*EXPLORE THE MATERIAL*:
a. Using the text on classroom questions and private tutoring, answer each of these:
(i) How many students are in the class the writer mentions?
(ii) Who is credited with an excellent post arguing that some students can dominate a lesson?
(iii) How long has the writer been on this side of the desk?
b. Extend the text on classroom questions and private tutoring, picking up after its final sentence.

Questions are indeed important, but in recent years we have at times been told to encourage them to excess. As so often, this move has been driven by specialists in the Humanities, who seem to shape every INSET I have ever sat though. Notions like “there are no foolish questions” and “everyone’s opinion is equally valid” might work to a degree in an RE lesson, but such an approach is frankly disingenuous in many other subjects.

Excessive questions from the floor can truly derail a lesson and this is never more true with Year 7. In my first two lessons this week I have had several children so bursting with excitement and desperation to share their ideas that their arms are waving like a windmill. As Ben Newmark has argued in his excellent post on this topic, students like this can dominate a lesson to the detriment of the majority; in a class of 32, it is my duty to divide my attention and focus as evenly as I can, and allowing one or two students to dominate with questions and anecdotes is unfair to the others. Moreover, as Ben also argues, children who are obsessively thinking about their next contribution are not focusing on the lesson, nor are they listening to anyone else.

Tutoring, by contrast, can be based entirely around a student’s desire to ask questions. Tutees who gain the most from the process are the ones who come with a barrage of questions and this can be a wonderful outlet for children who feel frustrated by having to wait their turn in the classroom. By contrast, it can also provide the opportunity for those less confident students to ask the questions that they might not feel able to ask in class (including the foolish ones); one of my key aims as a tutor is to encourage these questions right from the start, providing a safe environment for a child to start this process – for those who are significantly behind in their subject and who have spent months or even years trying to hide at the back of the classroom, it can take some time to break down these barriers.

Once a child is confident with a private tutor the opportunities are endless, but both student and tutor must remember that these opportunities are peculiar to the one-to-one relationship and cannot be mirrored in the mainstream classroom. As someone who tries to do their best in both worlds, I am constantly reminded of this fact.

Back-to-School Nightmares and The Last Supper

No matter how long you’ve been on this side of the desk (almost 20 years for me), the back-to-school nerves never seem to go away.

*DATASET ENTRIES*:
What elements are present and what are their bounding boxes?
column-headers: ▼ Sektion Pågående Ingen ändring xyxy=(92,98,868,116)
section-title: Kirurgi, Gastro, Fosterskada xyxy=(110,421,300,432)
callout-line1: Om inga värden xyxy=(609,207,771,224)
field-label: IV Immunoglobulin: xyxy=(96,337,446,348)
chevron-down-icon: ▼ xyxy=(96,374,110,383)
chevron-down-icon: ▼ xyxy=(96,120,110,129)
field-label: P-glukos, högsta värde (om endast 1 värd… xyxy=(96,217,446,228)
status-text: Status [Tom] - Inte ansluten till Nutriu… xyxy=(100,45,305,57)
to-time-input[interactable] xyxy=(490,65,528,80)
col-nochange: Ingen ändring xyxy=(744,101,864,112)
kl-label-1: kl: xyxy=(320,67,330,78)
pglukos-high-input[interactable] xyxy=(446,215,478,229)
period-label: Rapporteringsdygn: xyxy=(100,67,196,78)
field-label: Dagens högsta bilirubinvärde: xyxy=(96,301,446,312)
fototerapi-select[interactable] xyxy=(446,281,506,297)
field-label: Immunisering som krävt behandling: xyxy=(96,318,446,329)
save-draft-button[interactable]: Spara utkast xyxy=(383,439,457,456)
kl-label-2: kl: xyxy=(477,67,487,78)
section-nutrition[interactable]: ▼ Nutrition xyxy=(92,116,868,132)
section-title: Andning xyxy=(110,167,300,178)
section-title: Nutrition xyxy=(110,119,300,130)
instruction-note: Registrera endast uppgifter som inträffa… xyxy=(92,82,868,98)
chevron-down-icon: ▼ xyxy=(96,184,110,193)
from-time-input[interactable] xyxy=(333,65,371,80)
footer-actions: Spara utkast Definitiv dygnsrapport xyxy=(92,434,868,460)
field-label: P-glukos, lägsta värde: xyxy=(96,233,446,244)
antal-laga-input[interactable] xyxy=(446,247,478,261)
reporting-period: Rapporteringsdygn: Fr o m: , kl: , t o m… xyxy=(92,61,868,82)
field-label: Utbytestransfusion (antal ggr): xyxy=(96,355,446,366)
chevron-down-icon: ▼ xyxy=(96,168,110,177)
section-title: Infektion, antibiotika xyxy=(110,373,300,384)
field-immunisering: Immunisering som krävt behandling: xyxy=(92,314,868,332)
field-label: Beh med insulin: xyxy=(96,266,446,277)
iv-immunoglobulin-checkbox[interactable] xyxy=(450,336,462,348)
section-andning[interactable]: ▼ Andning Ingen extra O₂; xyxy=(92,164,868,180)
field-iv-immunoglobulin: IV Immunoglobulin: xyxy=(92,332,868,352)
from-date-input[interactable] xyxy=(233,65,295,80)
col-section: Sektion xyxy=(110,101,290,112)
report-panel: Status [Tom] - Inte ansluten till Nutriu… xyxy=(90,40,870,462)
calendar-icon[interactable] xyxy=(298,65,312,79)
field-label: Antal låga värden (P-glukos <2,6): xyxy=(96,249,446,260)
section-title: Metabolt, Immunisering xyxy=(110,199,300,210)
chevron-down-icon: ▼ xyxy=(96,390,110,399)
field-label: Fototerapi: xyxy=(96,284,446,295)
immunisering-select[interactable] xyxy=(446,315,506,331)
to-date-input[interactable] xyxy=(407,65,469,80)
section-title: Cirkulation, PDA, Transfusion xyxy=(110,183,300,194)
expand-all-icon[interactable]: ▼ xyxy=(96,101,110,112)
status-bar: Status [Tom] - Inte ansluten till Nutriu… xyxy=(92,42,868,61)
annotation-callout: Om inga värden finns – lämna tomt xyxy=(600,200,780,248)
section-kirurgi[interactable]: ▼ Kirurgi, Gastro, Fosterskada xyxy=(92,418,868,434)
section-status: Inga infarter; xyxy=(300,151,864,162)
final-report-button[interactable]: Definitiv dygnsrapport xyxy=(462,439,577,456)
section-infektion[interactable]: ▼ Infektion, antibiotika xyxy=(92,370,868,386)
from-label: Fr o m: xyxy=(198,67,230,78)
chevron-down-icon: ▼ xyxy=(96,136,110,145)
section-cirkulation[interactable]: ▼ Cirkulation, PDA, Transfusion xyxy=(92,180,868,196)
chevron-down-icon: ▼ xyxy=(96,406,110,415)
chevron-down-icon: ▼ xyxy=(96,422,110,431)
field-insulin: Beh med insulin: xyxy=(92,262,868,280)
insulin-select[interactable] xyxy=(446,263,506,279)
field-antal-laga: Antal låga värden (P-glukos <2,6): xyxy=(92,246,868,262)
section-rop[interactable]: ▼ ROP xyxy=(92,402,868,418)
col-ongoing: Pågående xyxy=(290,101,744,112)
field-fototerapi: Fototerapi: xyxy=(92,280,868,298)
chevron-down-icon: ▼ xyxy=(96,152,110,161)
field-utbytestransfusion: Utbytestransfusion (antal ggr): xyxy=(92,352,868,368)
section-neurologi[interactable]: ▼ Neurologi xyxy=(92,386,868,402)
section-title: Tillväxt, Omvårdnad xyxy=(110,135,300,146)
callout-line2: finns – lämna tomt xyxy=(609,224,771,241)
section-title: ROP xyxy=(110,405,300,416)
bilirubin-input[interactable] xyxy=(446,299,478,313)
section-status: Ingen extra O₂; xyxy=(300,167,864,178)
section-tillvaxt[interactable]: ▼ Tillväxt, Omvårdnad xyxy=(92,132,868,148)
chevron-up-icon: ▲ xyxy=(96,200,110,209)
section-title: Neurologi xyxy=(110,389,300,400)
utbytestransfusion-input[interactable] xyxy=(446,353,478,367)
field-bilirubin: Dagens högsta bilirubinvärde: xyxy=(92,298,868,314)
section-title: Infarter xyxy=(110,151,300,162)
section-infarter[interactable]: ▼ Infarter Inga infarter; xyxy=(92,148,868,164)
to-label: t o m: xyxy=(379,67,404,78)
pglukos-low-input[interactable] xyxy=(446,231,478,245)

*RESPONSE LIST*:
a.
(i) 32
(ii) Ben Newmark
(iii) Almost 20 years

b.
It’s completely inexplicable. I like my job very much, I have a good work-life balance and I know for a fact that the second I set foot in the classroom, all will be right with the world. I don’t recall having a terrible first class with any group, certainly not since my training days; yet without fail, at the end of every summer, the feeling returns.

Over the years I have learnt to manage the process more effectively. I accept that it will be difficult to sleep the night before our return, so I stock up on an over-the-counter sleep remedy, which helps. After one awful year when I was plagued by horrendous anxiety-related gut cramps, I also watch what I eat and drink and am careful not to overload on food or on alcohol on the couple of nights before term starts; it’s just a little bit too easy, past experience has taught me, to enjoy the Last Supper only to end up paying for it in agony.

The last few nights of the summer holiday are often visited by anxiety dreams. For me, these tend to take the form of the nightmare class that won’t be quiet. Again, this is something that I do not expect to happen in reality but clearly the anxiety is there. Other colleagues have reported classic anxiety dreams involving lateness to work and (my personal favourite) being so late for a school trip that it was absolutely essential to leave home immediately and get behind the wheel of the school minibus completely naked; there was simply no time to get dressed, apparently.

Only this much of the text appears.